Data:
------------------------

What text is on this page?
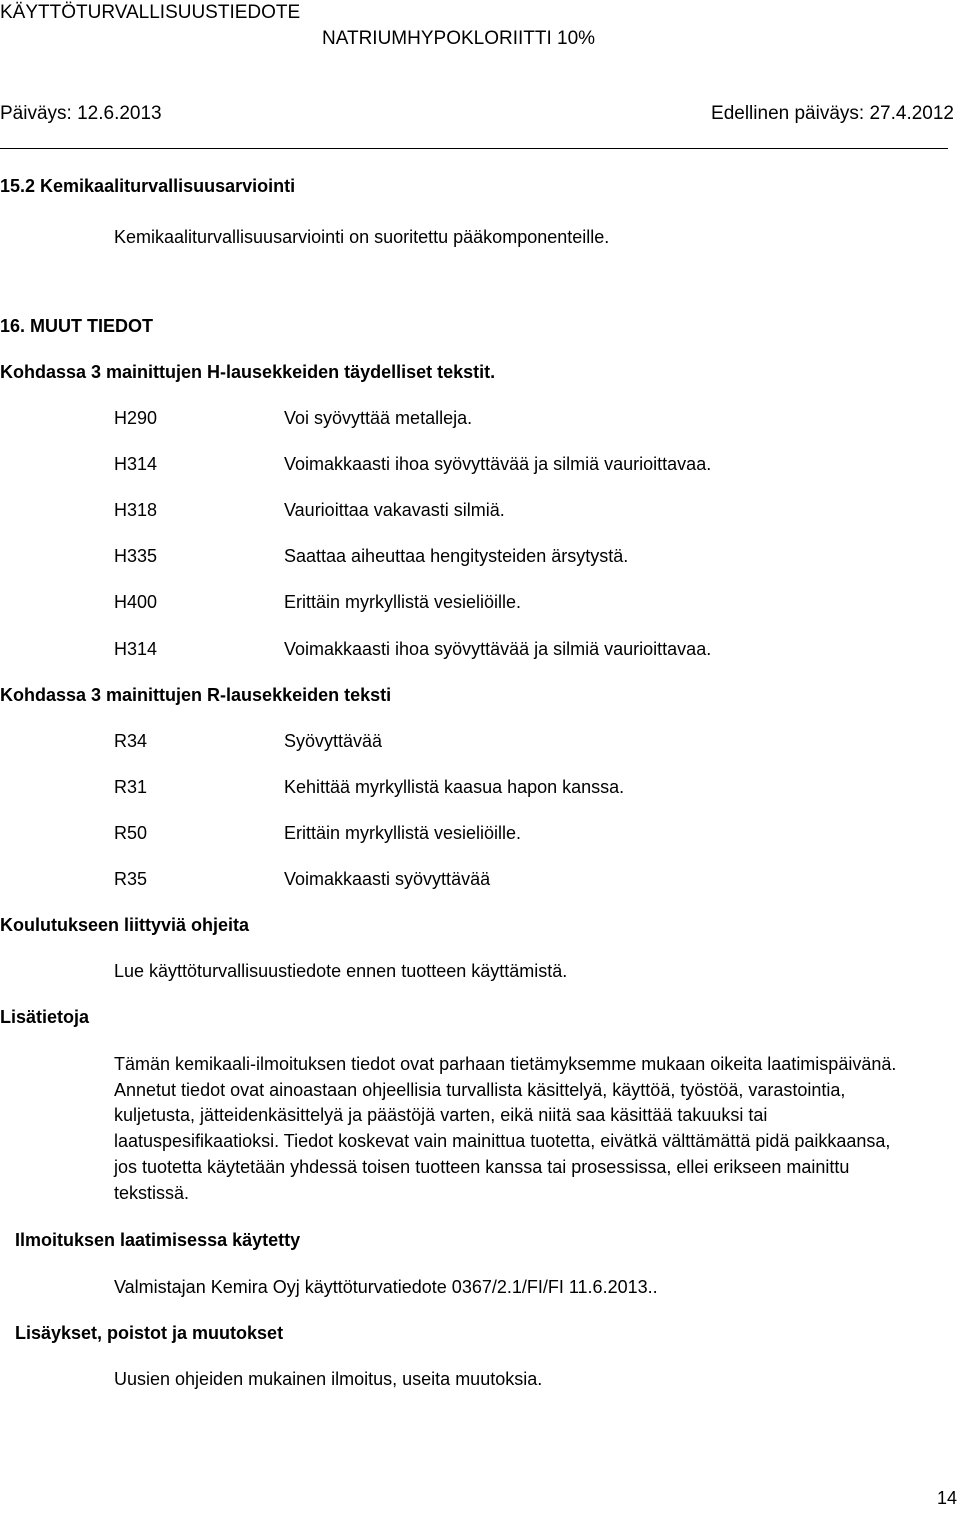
KÄYTTÖTURVALLISUUSTIEDOTE
NATRIUMHYPOKLORIITTI 10%
Päiväys: 12.6.2013	Edellinen päiväys: 27.4.2012
15.2 Kemikaaliturvallisuusarviointi
Kemikaaliturvallisuusarviointi on suoritettu pääkomponenteille.
16. MUUT TIEDOT
Kohdassa 3 mainittujen H-lausekkeiden täydelliset tekstit.
H290	Voi syövyttää metalleja.
H314	Voimakkaasti ihoa syövyttävää ja silmiä vaurioittavaa.
H318	Vaurioittaa vakavasti silmiä.
H335	Saattaa aiheuttaa hengitysteiden ärsytystä.
H400	Erittäin myrkyllistä vesieliöille.
H314	Voimakkaasti ihoa syövyttävää ja silmiä vaurioittavaa.
Kohdassa 3 mainittujen R-lausekkeiden teksti
R34	Syövyttävää
R31	Kehittää myrkyllistä kaasua hapon kanssa.
R50	Erittäin myrkyllistä vesieliöille.
R35	Voimakkaasti syövyttävää
Koulutukseen liittyviä ohjeita
Lue käyttöturvallisuustiedote ennen tuotteen käyttämistä.
Lisätietoja
Tämän kemikaali-ilmoituksen tiedot ovat parhaan tietämyksemme mukaan oikeita laatimispäivänä. Annetut tiedot ovat ainoastaan ohjeellisia turvallista käsittelyä, käyttöä, työstöä, varastointia, kuljetusta, jätteidenkäsittelyä ja päästöjä varten, eikä niitä saa käsittää takuuksi tai laatuspesifikaatioksi. Tiedot koskevat vain mainittua tuotetta, eivätkä välttämättä pidä paikkaansa, jos tuotetta käytetään yhdessä toisen tuotteen kanssa tai prosessissa, ellei erikseen mainittu tekstissä.
Ilmoituksen laatimisessa käytetty
Valmistajan Kemira Oyj käyttöturvatiedote 0367/2.1/FI/FI 11.6.2013..
Lisäykset, poistot ja muutokset
Uusien ohjeiden mukainen ilmoitus, useita muutoksia.
14
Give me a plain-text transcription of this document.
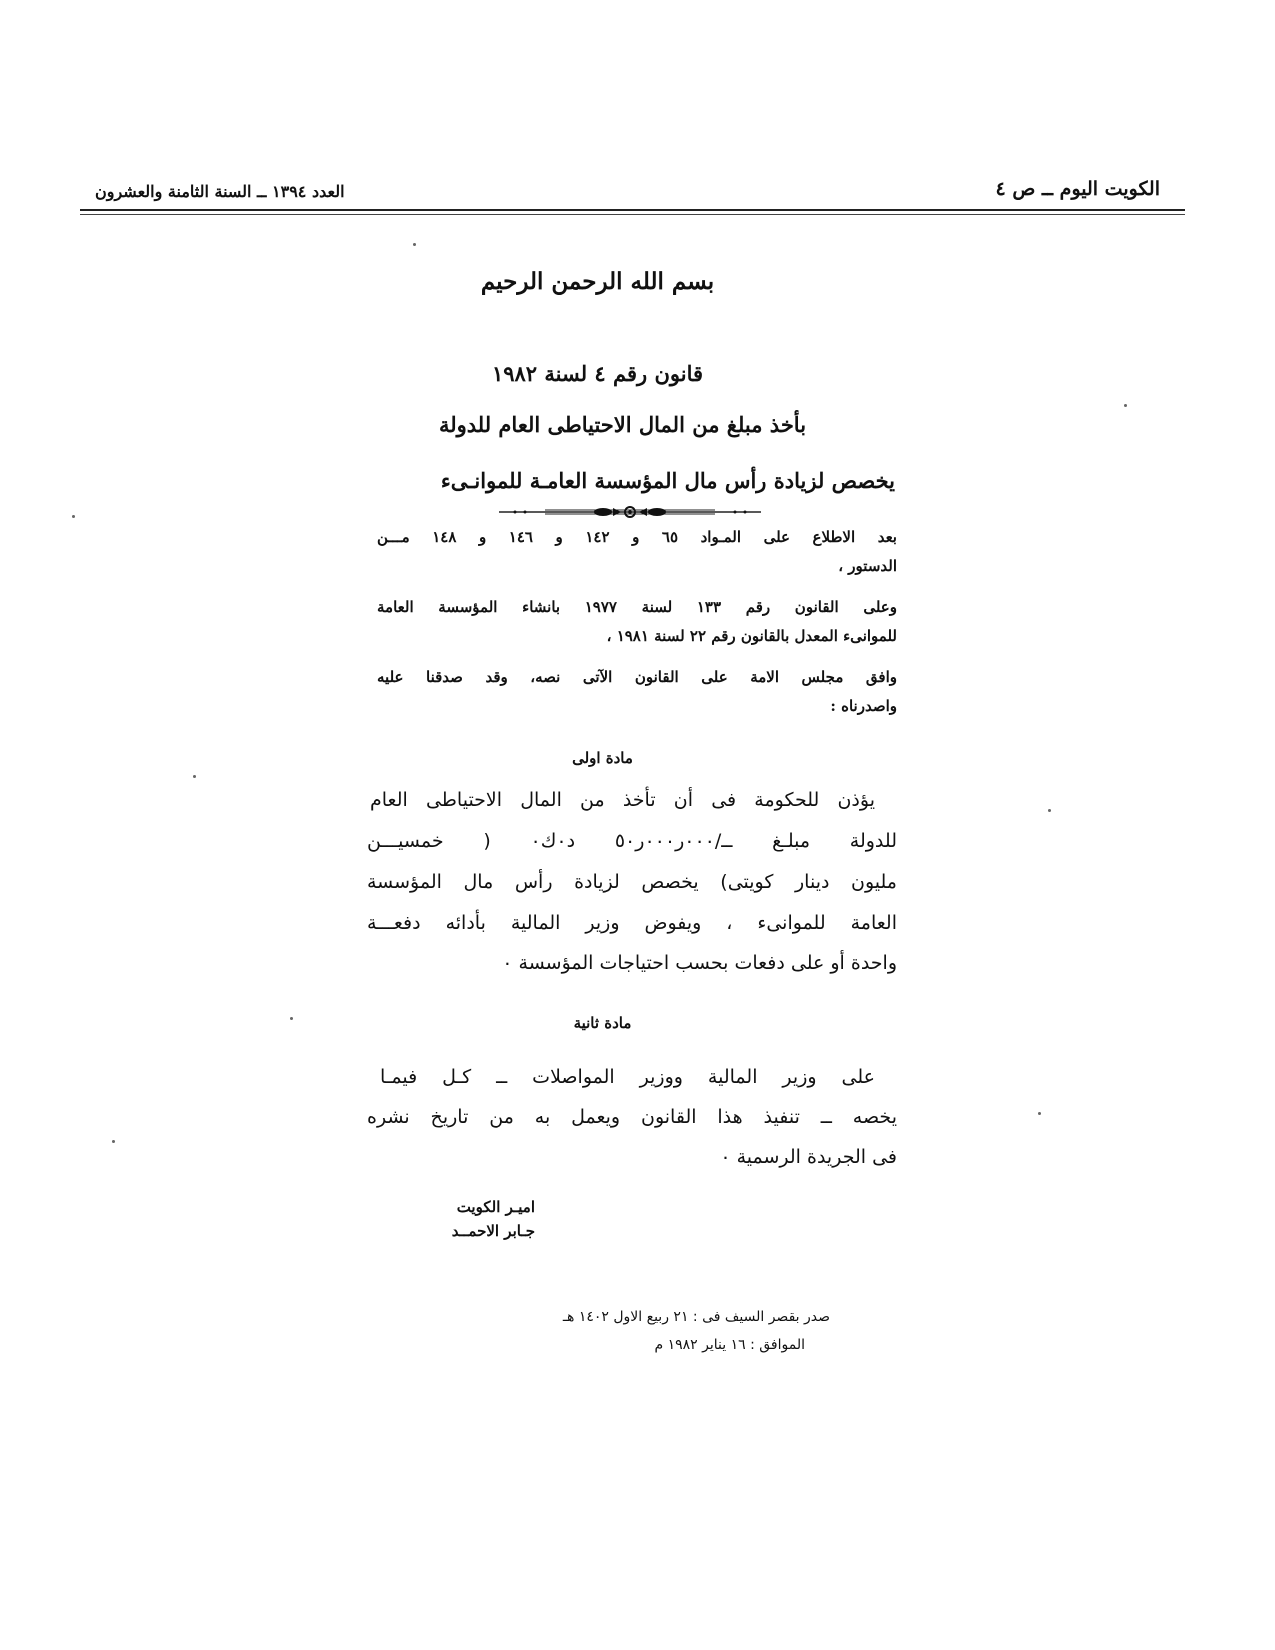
الكويت اليوم ــ ص ٤
العدد ١٣٩٤ ــ السنة الثامنة والعشرون
بسم الله الرحمن الرحيم
قانون رقم ٤ لسنة ١٩٨٢
بأخذ مبلغ من المال الاحتياطى العام للدولة
يخصص لزيادة رأس مال المؤسسة العامـة للموانـىء
بعد الاطلاع على المـواد ٦٥ و ١٤٢ و ١٤٦ و ١٤٨ مـــن
الدستور ،
وعلى القانون رقم ١٣٣ لسنة ١٩٧٧ بانشاء المؤسسة العامة
للموانىء المعدل بالقانون رقم ٢٢ لسنة ١٩٨١ ،
وافق مجلس الامة على القانون الآتى نصه، وقد صدقنا عليه
واصدرناه :
مادة اولى
يؤذن للحكومة فى أن تأخذ من المال الاحتياطى العام
للدولة مبلـغ ــ/٠٠٠ر٠٠٠ر٥٠ د٠ك٠ ( خمسيـــن
مليون دينار كويتى) يخصص لزيادة رأس مال المؤسسة
العامة للموانىء ، ويفوض وزير المالية بأدائه دفعـــة
واحدة أو على دفعات بحسب احتياجات المؤسسة ٠
مادة ثانية
على وزير المالية ووزير المواصلات ــ كـل فيمـا
يخصه ــ تنفيذ هذا القانون ويعمل به من تاريخ نشره
فى الجريدة الرسمية ٠
اميـر الكويت
جـابر الاحمــد
صدر بقصر السيف فى : ٢١ ربيع الاول ١٤٠٢ هـ
الموافق : ١٦ يناير ١٩٨٢ م
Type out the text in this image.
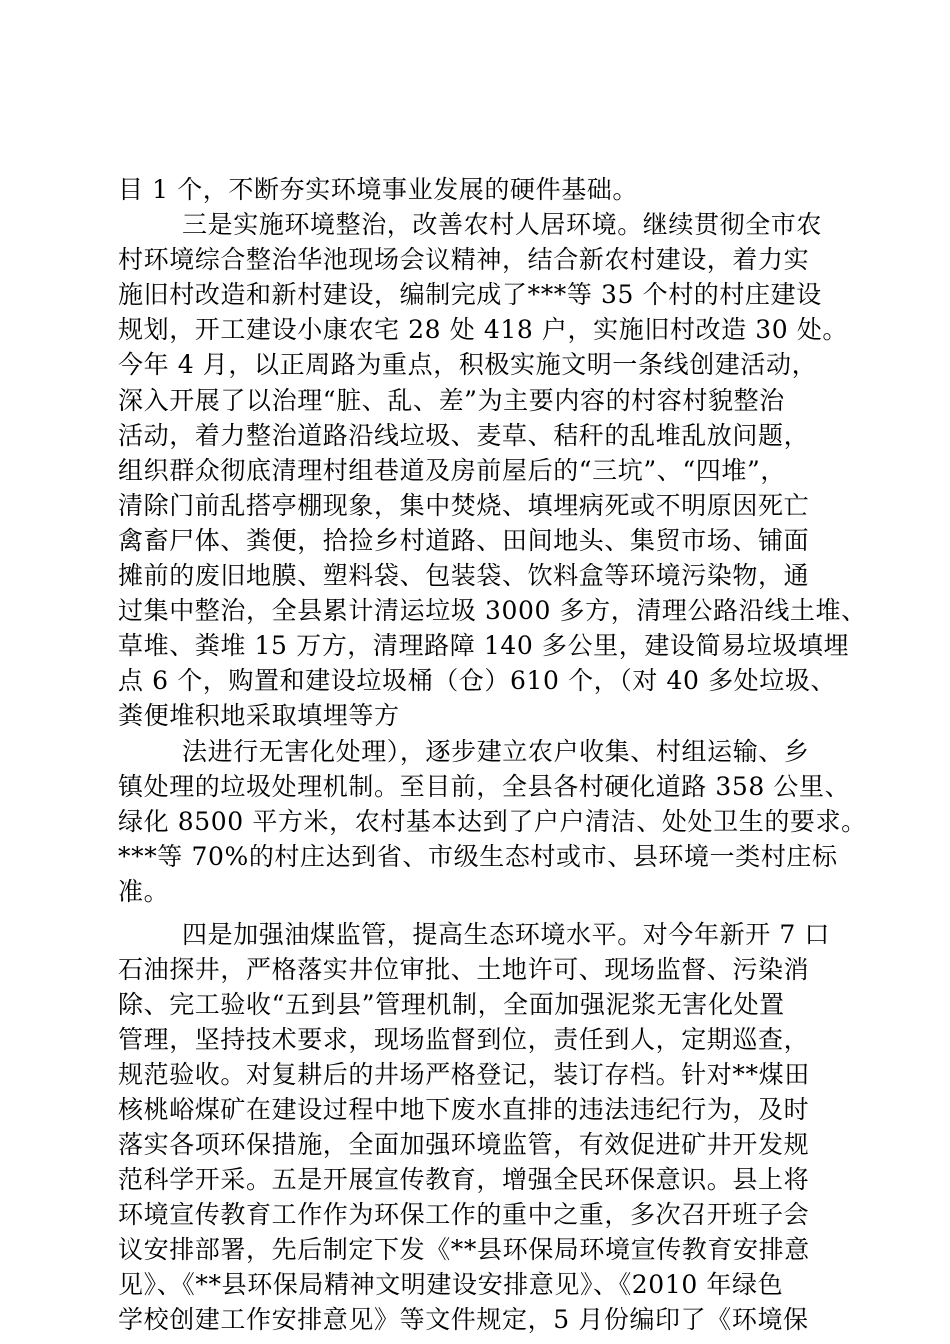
目 1 个，不断夯实环境事业发展的硬件基础。
三是实施环境整治，改善农村人居环境。继续贯彻全市农
村环境综合整治华池现场会议精神，结合新农村建设，着力实
施旧村改造和新村建设，编制完成了***等 35 个村的村庄建设
规划，开工建设小康农宅 28 处 418 户，实施旧村改造 30 处。
今年 4 月，以正周路为重点，积极实施文明一条线创建活动，
深入开展了以治理“脏、乱、差”为主要内容的村容村貌整治
活动，着力整治道路沿线垃圾、麦草、秸秆的乱堆乱放问题，
组织群众彻底清理村组巷道及房前屋后的“三坑”、“四堆”，
清除门前乱搭亭棚现象，集中焚烧、填埋病死或不明原因死亡
禽畜尸体、粪便，拾捡乡村道路、田间地头、集贸市场、铺面
摊前的废旧地膜、塑料袋、包装袋、饮料盒等环境污染物，通
过集中整治，全县累计清运垃圾 3000 多方，清理公路沿线土堆、
草堆、粪堆 15 万方，清理路障 140 多公里，建设简易垃圾填埋
点 6 个，购置和建设垃圾桶（仓）610 个，（对 40 多处垃圾、
粪便堆积地采取填埋等方
法进行无害化处理），逐步建立农户收集、村组运输、乡
镇处理的垃圾处理机制。至目前，全县各村硬化道路 358 公里、
绿化 8500 平方米，农村基本达到了户户清洁、处处卫生的要求。
***等 70%的村庄达到省、市级生态村或市、县环境一类村庄标
准。
四是加强油煤监管，提高生态环境水平。对今年新开 7 口
石油探井，严格落实井位审批、土地许可、现场监督、污染消
除、完工验收“五到县”管理机制，全面加强泥浆无害化处置
管理，坚持技术要求，现场监督到位，责任到人，定期巡查，
规范验收。对复耕后的井场严格登记，装订存档。针对**煤田
核桃峪煤矿在建设过程中地下废水直排的违法违纪行为，及时
落实各项环保措施，全面加强环境监管，有效促进矿井开发规
范科学开采。五是开展宣传教育，增强全民环保意识。县上将
环境宣传教育工作作为环保工作的重中之重，多次召开班子会
议安排部署，先后制定下发《**县环保局环境宣传教育安排意
见》、《**县环保局精神文明建设安排意见》、《2010 年绿色
学校创建工作安排意见》等文件规定，5 月份编印了《环境保
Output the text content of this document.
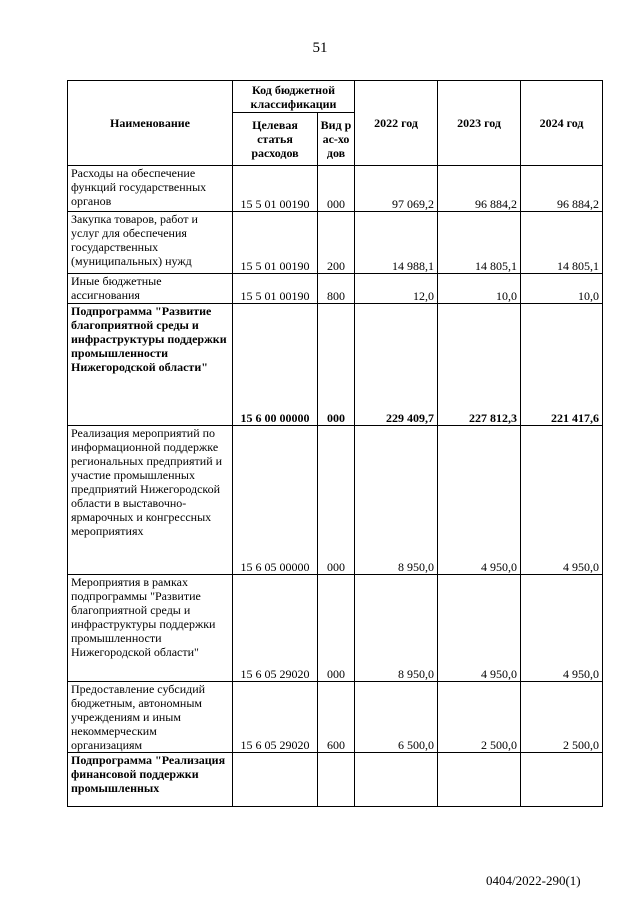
51
Наименование	Код бюджетной классификации		2022 год	2023 год	2024 год
	Целевая статья расходов	Вид рас-ходов			
Расходы на обеспечение функций государственных органов	15 5 01 00190	000	97 069,2	96 884,2	96 884,2
Закупка товаров, работ и услуг для обеспечения государственных (муниципальных) нужд	15 5 01 00190	200	14 988,1	14 805,1	14 805,1
Иные бюджетные ассигнования	15 5 01 00190	800	12,0	10,0	10,0
Подпрограмма "Развитие благоприятной среды и инфраструктуры поддержки промышленности Нижегородской области"	15 6 00 00000	000	229 409,7	227 812,3	221 417,6
Реализация мероприятий по информационной поддержке региональных предприятий и участие промышленных предприятий Нижегородской области в выставочно-ярмарочных и конгрессных мероприятиях	15 6 05 00000	000	8 950,0	4 950,0	4 950,0
Мероприятия в рамках подпрограммы "Развитие благоприятной среды и инфраструктуры поддержки промышленности Нижегородской области"	15 6 05 29020	000	8 950,0	4 950,0	4 950,0
Предоставление субсидий бюджетным, автономным учреждениям и иным некоммерческим организациям	15 6 05 29020	600	6 500,0	2 500,0	2 500,0
Подпрограмма "Реализация финансовой поддержки промышленных					
0404/2022-290(1)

------------------------

What to produce:
Send back the data above word for word, with the pictures left out.

Solved problem:
What text is on this page?
KÄYTTÖTURVALLISUUSTIEDOTE
NATRIUMHYPOKLORIITTI 10%
Päiväys: 12.6.2013	Edellinen päiväys: 27.4.2012
15.2 Kemikaaliturvallisuusarviointi
Kemikaaliturvallisuusarviointi on suoritettu pääkomponenteille.
16. MUUT TIEDOT
Kohdassa 3 mainittujen H-lausekkeiden täydelliset tekstit.
H290	Voi syövyttää metalleja.
H314	Voimakkaasti ihoa syövyttävää ja silmiä vaurioittavaa.
H318	Vaurioittaa vakavasti silmiä.
H335	Saattaa aiheuttaa hengitysteiden ärsytystä.
H400	Erittäin myrkyllistä vesieliöille.
H314	Voimakkaasti ihoa syövyttävää ja silmiä vaurioittavaa.
Kohdassa 3 mainittujen R-lausekkeiden teksti
R34	Syövyttävää
R31	Kehittää myrkyllistä kaasua hapon kanssa.
R50	Erittäin myrkyllistä vesieliöille.
R35	Voimakkaasti syövyttävää
Koulutukseen liittyviä ohjeita
Lue käyttöturvallisuustiedote ennen tuotteen käyttämistä.
Lisätietoja
Tämän kemikaali-ilmoituksen tiedot ovat parhaan tietämyksemme mukaan oikeita laatimispäivänä. Annetut tiedot ovat ainoastaan ohjeellisia turvallista käsittelyä, käyttöä, työstöä, varastointia, kuljetusta, jätteidenkäsittelyä ja päästöjä varten, eikä niitä saa käsittää takuuksi tai laatuspesifikaatioksi. Tiedot koskevat vain mainittua tuotetta, eivätkä välttämättä pidä paikkaansa, jos tuotetta käytetään yhdessä toisen tuotteen kanssa tai prosessissa, ellei erikseen mainittu tekstissä.
Ilmoituksen laatimisessa käytetty
Valmistajan Kemira Oyj käyttöturvatiedote 0367/2.1/FI/FI 11.6.2013..
Lisäykset, poistot ja muutokset
Uusien ohjeiden mukainen ilmoitus, useita muutoksia.
14
Give me a plain-text transcription of this document.
الكويت اليوم ــ ص ٤
العدد ١٣٩٤ ــ السنة الثامنة والعشرون
بسم الله الرحمن الرحيم
قانون رقم ٤ لسنة ١٩٨٢
بأخذ مبلغ من المال الاحتياطى العام للدولة
يخصص لزيادة رأس مال المؤسسة العامـة للموانـىء
بعد الاطلاع على المـواد ٦٥ و ١٤٢ و ١٤٦ و ١٤٨ مـــن
الدستور ،
وعلى القانون رقم ١٣٣ لسنة ١٩٧٧ بانشاء المؤسسة العامة
للموانىء المعدل بالقانون رقم ٢٢ لسنة ١٩٨١ ،
وافق مجلس الامة على القانون الآتى نصه، وقد صدقنا عليه
واصدرناه :
مادة اولى
يؤذن للحكومة فى أن تأخذ من المال الاحتياطى العام
للدولة مبلـغ ــ/٠٠٠ر٠٠٠ر٥٠ د٠ك٠ ( خمسيـــن
مليون دينار كويتى) يخصص لزيادة رأس مال المؤسسة
العامة للموانىء ، ويفوض وزير المالية بأدائه دفعـــة
واحدة أو على دفعات بحسب احتياجات المؤسسة ٠
مادة ثانية
على وزير المالية ووزير المواصلات ــ كـل فيمـا
يخصه ــ تنفيذ هذا القانون ويعمل به من تاريخ نشره
فى الجريدة الرسمية ٠
اميـر الكويت
جـابر الاحمــد
صدر بقصر السيف فى : ٢١ ربيع الاول ١٤٠٢ هـ
الموافق : ١٦ يناير ١٩٨٢ م
Type out the text in this image.
目 1 个，不断夯实环境事业发展的硬件基础。
三是实施环境整治，改善农村人居环境。继续贯彻全市农
村环境综合整治华池现场会议精神，结合新农村建设，着力实
施旧村改造和新村建设，编制完成了***等 35 个村的村庄建设
规划，开工建设小康农宅 28 处 418 户，实施旧村改造 30 处。
今年 4 月，以正周路为重点，积极实施文明一条线创建活动，
深入开展了以治理“脏、乱、差”为主要内容的村容村貌整治
活动，着力整治道路沿线垃圾、麦草、秸秆的乱堆乱放问题，
组织群众彻底清理村组巷道及房前屋后的“三坑”、“四堆”，
清除门前乱搭亭棚现象，集中焚烧、填埋病死或不明原因死亡
禽畜尸体、粪便，拾捡乡村道路、田间地头、集贸市场、铺面
摊前的废旧地膜、塑料袋、包装袋、饮料盒等环境污染物，通
过集中整治，全县累计清运垃圾 3000 多方，清理公路沿线土堆、
草堆、粪堆 15 万方，清理路障 140 多公里，建设简易垃圾填埋
点 6 个，购置和建设垃圾桶（仓）610 个，（对 40 多处垃圾、
粪便堆积地采取填埋等方
法进行无害化处理），逐步建立农户收集、村组运输、乡
镇处理的垃圾处理机制。至目前，全县各村硬化道路 358 公里、
绿化 8500 平方米，农村基本达到了户户清洁、处处卫生的要求。
***等 70%的村庄达到省、市级生态村或市、县环境一类村庄标
准。
四是加强油煤监管，提高生态环境水平。对今年新开 7 口
石油探井，严格落实井位审批、土地许可、现场监督、污染消
除、完工验收“五到县”管理机制，全面加强泥浆无害化处置
管理，坚持技术要求，现场监督到位，责任到人，定期巡查，
规范验收。对复耕后的井场严格登记，装订存档。针对**煤田
核桃峪煤矿在建设过程中地下废水直排的违法违纪行为，及时
落实各项环保措施，全面加强环境监管，有效促进矿井开发规
范科学开采。五是开展宣传教育，增强全民环保意识。县上将
环境宣传教育工作作为环保工作的重中之重，多次召开班子会
议安排部署，先后制定下发《**县环保局环境宣传教育安排意
见》、《**县环保局精神文明建设安排意见》、《2010 年绿色
学校创建工作安排意见》等文件规定，5 月份编印了《环境保
Output the text content of this document.
51
Наименование	Код бюджетной классификации		2022 год	2023 год	2024 год
	Целевая статья расходов	Вид рас-ходов			
Расходы на обеспечение функций государственных органов	15 5 01 00190	000	97 069,2	96 884,2	96 884,2
Закупка товаров, работ и услуг для обеспечения государственных (муниципальных) нужд	15 5 01 00190	200	14 988,1	14 805,1	14 805,1
Иные бюджетные ассигнования	15 5 01 00190	800	12,0	10,0	10,0
Подпрограмма "Развитие благоприятной среды и инфраструктуры поддержки промышленности Нижегородской области"	15 6 00 00000	000	229 409,7	227 812,3	221 417,6
Реализация мероприятий по информационной поддержке региональных предприятий и участие промышленных предприятий Нижегородской области в выставочно-ярмарочных и конгрессных мероприятиях	15 6 05 00000	000	8 950,0	4 950,0	4 950,0
Мероприятия в рамках подпрограммы "Развитие благоприятной среды и инфраструктуры поддержки промышленности Нижегородской области"	15 6 05 29020	000	8 950,0	4 950,0	4 950,0
Предоставление субсидий бюджетным, автономным учреждениям и иным некоммерческим организациям	15 6 05 29020	600	6 500,0	2 500,0	2 500,0
Подпрограмма "Реализация финансовой поддержки промышленных					
0404/2022-290(1)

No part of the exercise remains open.